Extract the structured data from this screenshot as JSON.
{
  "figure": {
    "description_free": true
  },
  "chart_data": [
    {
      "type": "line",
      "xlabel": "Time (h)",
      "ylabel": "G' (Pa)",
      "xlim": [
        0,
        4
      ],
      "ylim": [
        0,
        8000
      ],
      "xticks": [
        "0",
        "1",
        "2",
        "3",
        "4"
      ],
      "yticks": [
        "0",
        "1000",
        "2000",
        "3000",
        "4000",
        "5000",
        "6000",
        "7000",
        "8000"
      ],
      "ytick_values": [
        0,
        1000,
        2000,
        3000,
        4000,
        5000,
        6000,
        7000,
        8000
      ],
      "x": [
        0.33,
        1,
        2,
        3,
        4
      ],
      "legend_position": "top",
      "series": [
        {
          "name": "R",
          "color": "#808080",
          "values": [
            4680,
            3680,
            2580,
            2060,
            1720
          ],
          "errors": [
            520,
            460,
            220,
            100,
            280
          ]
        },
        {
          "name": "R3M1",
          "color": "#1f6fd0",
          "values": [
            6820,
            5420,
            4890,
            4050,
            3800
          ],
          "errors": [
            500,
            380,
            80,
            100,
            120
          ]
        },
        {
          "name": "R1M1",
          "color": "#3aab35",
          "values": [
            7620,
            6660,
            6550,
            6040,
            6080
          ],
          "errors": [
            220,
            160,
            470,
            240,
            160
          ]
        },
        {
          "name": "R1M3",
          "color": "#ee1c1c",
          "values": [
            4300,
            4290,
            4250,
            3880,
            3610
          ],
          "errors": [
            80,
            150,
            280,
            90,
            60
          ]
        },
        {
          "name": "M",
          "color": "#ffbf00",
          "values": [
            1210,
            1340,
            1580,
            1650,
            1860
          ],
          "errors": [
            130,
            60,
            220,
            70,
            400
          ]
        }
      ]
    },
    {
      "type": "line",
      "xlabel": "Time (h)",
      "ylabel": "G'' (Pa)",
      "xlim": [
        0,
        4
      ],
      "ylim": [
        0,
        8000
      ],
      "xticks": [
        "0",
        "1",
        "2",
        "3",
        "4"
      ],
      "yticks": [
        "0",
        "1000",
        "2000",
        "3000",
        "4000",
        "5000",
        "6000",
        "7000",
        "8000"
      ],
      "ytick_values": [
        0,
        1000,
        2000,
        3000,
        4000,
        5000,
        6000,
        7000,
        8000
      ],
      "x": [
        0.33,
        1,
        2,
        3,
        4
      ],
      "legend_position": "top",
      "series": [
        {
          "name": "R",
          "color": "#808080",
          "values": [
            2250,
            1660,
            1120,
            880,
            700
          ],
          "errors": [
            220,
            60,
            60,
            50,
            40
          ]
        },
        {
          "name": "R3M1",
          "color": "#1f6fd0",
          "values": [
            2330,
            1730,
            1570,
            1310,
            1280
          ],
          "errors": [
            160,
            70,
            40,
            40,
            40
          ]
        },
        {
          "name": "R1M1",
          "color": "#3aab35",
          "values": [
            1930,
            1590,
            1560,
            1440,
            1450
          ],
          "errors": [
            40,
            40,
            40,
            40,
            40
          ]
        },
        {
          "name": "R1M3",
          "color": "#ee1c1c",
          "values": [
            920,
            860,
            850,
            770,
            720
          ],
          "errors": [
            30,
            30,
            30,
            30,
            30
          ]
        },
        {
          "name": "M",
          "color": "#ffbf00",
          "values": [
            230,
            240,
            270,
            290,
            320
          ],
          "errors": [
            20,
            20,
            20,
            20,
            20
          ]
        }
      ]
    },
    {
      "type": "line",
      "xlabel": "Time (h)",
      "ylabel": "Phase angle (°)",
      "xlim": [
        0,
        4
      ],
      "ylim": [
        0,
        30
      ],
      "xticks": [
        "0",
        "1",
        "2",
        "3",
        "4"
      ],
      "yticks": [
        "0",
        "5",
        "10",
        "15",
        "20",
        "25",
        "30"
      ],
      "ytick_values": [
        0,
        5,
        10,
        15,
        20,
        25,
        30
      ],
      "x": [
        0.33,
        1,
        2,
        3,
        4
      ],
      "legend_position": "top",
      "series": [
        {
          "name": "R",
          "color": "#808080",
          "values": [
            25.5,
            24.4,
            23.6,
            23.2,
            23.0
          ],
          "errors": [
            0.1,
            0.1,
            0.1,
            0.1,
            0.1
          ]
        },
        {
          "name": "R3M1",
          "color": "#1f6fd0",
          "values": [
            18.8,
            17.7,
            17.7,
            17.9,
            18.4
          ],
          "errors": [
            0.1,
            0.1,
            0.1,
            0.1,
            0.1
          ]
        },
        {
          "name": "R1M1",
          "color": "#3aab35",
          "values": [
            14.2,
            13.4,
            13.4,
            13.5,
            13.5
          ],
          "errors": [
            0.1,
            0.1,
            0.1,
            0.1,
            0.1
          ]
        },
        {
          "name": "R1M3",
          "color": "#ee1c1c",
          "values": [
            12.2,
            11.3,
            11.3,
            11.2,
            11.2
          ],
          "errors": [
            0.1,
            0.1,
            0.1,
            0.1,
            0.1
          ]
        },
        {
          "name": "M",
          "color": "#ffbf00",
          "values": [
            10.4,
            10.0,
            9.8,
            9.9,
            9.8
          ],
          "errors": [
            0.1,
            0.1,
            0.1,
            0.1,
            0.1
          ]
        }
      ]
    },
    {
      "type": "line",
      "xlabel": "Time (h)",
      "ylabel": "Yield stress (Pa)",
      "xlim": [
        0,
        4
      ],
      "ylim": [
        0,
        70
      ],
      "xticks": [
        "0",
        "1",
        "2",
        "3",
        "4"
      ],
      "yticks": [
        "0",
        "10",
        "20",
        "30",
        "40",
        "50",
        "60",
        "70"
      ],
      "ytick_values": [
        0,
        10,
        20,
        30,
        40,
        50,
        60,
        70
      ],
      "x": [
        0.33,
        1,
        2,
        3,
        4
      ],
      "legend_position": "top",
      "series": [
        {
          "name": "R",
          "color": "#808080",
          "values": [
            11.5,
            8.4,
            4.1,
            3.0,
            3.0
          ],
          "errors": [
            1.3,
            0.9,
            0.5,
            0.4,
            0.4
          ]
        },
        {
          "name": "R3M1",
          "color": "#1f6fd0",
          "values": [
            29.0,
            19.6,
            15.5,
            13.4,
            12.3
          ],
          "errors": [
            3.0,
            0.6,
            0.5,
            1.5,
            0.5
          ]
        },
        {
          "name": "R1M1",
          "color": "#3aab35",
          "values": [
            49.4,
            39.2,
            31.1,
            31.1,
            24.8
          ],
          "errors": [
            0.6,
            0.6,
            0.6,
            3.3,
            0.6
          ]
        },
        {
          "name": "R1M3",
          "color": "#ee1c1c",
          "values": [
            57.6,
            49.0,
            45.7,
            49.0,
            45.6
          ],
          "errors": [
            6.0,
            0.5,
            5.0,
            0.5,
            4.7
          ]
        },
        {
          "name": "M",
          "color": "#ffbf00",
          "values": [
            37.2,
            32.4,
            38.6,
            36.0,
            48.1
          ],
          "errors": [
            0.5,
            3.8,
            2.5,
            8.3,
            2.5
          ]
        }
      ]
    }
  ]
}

⁂

## Goal
Repeat the whole listing exactly, keeping every line intact.

## Result of this exercise
Extract the structured data from this screenshot as JSON.
{
  "figure": {
    "description_free": true
  },
  "chart_data": [
    {
      "type": "line",
      "xlabel": "Time (h)",
      "ylabel": "G' (Pa)",
      "xlim": [
        0,
        4
      ],
      "ylim": [
        0,
        8000
      ],
      "xticks": [
        "0",
        "1",
        "2",
        "3",
        "4"
      ],
      "yticks": [
        "0",
        "1000",
        "2000",
        "3000",
        "4000",
        "5000",
        "6000",
        "7000",
        "8000"
      ],
      "ytick_values": [
        0,
        1000,
        2000,
        3000,
        4000,
        5000,
        6000,
        7000,
        8000
      ],
      "x": [
        0.33,
        1,
        2,
        3,
        4
      ],
      "legend_position": "top",
      "series": [
        {
          "name": "R",
          "color": "#808080",
          "values": [
            4680,
            3680,
            2580,
            2060,
            1720
          ],
          "errors": [
            520,
            460,
            220,
            100,
            280
          ]
        },
        {
          "name": "R3M1",
          "color": "#1f6fd0",
          "values": [
            6820,
            5420,
            4890,
            4050,
            3800
          ],
          "errors": [
            500,
            380,
            80,
            100,
            120
          ]
        },
        {
          "name": "R1M1",
          "color": "#3aab35",
          "values": [
            7620,
            6660,
            6550,
            6040,
            6080
          ],
          "errors": [
            220,
            160,
            470,
            240,
            160
          ]
        },
        {
          "name": "R1M3",
          "color": "#ee1c1c",
          "values": [
            4300,
            4290,
            4250,
            3880,
            3610
          ],
          "errors": [
            80,
            150,
            280,
            90,
            60
          ]
        },
        {
          "name": "M",
          "color": "#ffbf00",
          "values": [
            1210,
            1340,
            1580,
            1650,
            1860
          ],
          "errors": [
            130,
            60,
            220,
            70,
            400
          ]
        }
      ]
    },
    {
      "type": "line",
      "xlabel": "Time (h)",
      "ylabel": "G'' (Pa)",
      "xlim": [
        0,
        4
      ],
      "ylim": [
        0,
        8000
      ],
      "xticks": [
        "0",
        "1",
        "2",
        "3",
        "4"
      ],
      "yticks": [
        "0",
        "1000",
        "2000",
        "3000",
        "4000",
        "5000",
        "6000",
        "7000",
        "8000"
      ],
      "ytick_values": [
        0,
        1000,
        2000,
        3000,
        4000,
        5000,
        6000,
        7000,
        8000
      ],
      "x": [
        0.33,
        1,
        2,
        3,
        4
      ],
      "legend_position": "top",
      "series": [
        {
          "name": "R",
          "color": "#808080",
          "values": [
            2250,
            1660,
            1120,
            880,
            700
          ],
          "errors": [
            220,
            60,
            60,
            50,
            40
          ]
        },
        {
          "name": "R3M1",
          "color": "#1f6fd0",
          "values": [
            2330,
            1730,
            1570,
            1310,
            1280
          ],
          "errors": [
            160,
            70,
            40,
            40,
            40
          ]
        },
        {
          "name": "R1M1",
          "color": "#3aab35",
          "values": [
            1930,
            1590,
            1560,
            1440,
            1450
          ],
          "errors": [
            40,
            40,
            40,
            40,
            40
          ]
        },
        {
          "name": "R1M3",
          "color": "#ee1c1c",
          "values": [
            920,
            860,
            850,
            770,
            720
          ],
          "errors": [
            30,
            30,
            30,
            30,
            30
          ]
        },
        {
          "name": "M",
          "color": "#ffbf00",
          "values": [
            230,
            240,
            270,
            290,
            320
          ],
          "errors": [
            20,
            20,
            20,
            20,
            20
          ]
        }
      ]
    },
    {
      "type": "line",
      "xlabel": "Time (h)",
      "ylabel": "Phase angle (°)",
      "xlim": [
        0,
        4
      ],
      "ylim": [
        0,
        30
      ],
      "xticks": [
        "0",
        "1",
        "2",
        "3",
        "4"
      ],
      "yticks": [
        "0",
        "5",
        "10",
        "15",
        "20",
        "25",
        "30"
      ],
      "ytick_values": [
        0,
        5,
        10,
        15,
        20,
        25,
        30
      ],
      "x": [
        0.33,
        1,
        2,
        3,
        4
      ],
      "legend_position": "top",
      "series": [
        {
          "name": "R",
          "color": "#808080",
          "values": [
            25.5,
            24.4,
            23.6,
            23.2,
            23.0
          ],
          "errors": [
            0.1,
            0.1,
            0.1,
            0.1,
            0.1
          ]
        },
        {
          "name": "R3M1",
          "color": "#1f6fd0",
          "values": [
            18.8,
            17.7,
            17.7,
            17.9,
            18.4
          ],
          "errors": [
            0.1,
            0.1,
            0.1,
            0.1,
            0.1
          ]
        },
        {
          "name": "R1M1",
          "color": "#3aab35",
          "values": [
            14.2,
            13.4,
            13.4,
            13.5,
            13.5
          ],
          "errors": [
            0.1,
            0.1,
            0.1,
            0.1,
            0.1
          ]
        },
        {
          "name": "R1M3",
          "color": "#ee1c1c",
          "values": [
            12.2,
            11.3,
            11.3,
            11.2,
            11.2
          ],
          "errors": [
            0.1,
            0.1,
            0.1,
            0.1,
            0.1
          ]
        },
        {
          "name": "M",
          "color": "#ffbf00",
          "values": [
            10.4,
            10.0,
            9.8,
            9.9,
            9.8
          ],
          "errors": [
            0.1,
            0.1,
            0.1,
            0.1,
            0.1
          ]
        }
      ]
    },
    {
      "type": "line",
      "xlabel": "Time (h)",
      "ylabel": "Yield stress (Pa)",
      "xlim": [
        0,
        4
      ],
      "ylim": [
        0,
        70
      ],
      "xticks": [
        "0",
        "1",
        "2",
        "3",
        "4"
      ],
      "yticks": [
        "0",
        "10",
        "20",
        "30",
        "40",
        "50",
        "60",
        "70"
      ],
      "ytick_values": [
        0,
        10,
        20,
        30,
        40,
        50,
        60,
        70
      ],
      "x": [
        0.33,
        1,
        2,
        3,
        4
      ],
      "legend_position": "top",
      "series": [
        {
          "name": "R",
          "color": "#808080",
          "values": [
            11.5,
            8.4,
            4.1,
            3.0,
            3.0
          ],
          "errors": [
            1.3,
            0.9,
            0.5,
            0.4,
            0.4
          ]
        },
        {
          "name": "R3M1",
          "color": "#1f6fd0",
          "values": [
            29.0,
            19.6,
            15.5,
            13.4,
            12.3
          ],
          "errors": [
            3.0,
            0.6,
            0.5,
            1.5,
            0.5
          ]
        },
        {
          "name": "R1M1",
          "color": "#3aab35",
          "values": [
            49.4,
            39.2,
            31.1,
            31.1,
            24.8
          ],
          "errors": [
            0.6,
            0.6,
            0.6,
            3.3,
            0.6
          ]
        },
        {
          "name": "R1M3",
          "color": "#ee1c1c",
          "values": [
            57.6,
            49.0,
            45.7,
            49.0,
            45.6
          ],
          "errors": [
            6.0,
            0.5,
            5.0,
            0.5,
            4.7
          ]
        },
        {
          "name": "M",
          "color": "#ffbf00",
          "values": [
            37.2,
            32.4,
            38.6,
            36.0,
            48.1
          ],
          "errors": [
            0.5,
            3.8,
            2.5,
            8.3,
            2.5
          ]
        }
      ]
    }
  ]
}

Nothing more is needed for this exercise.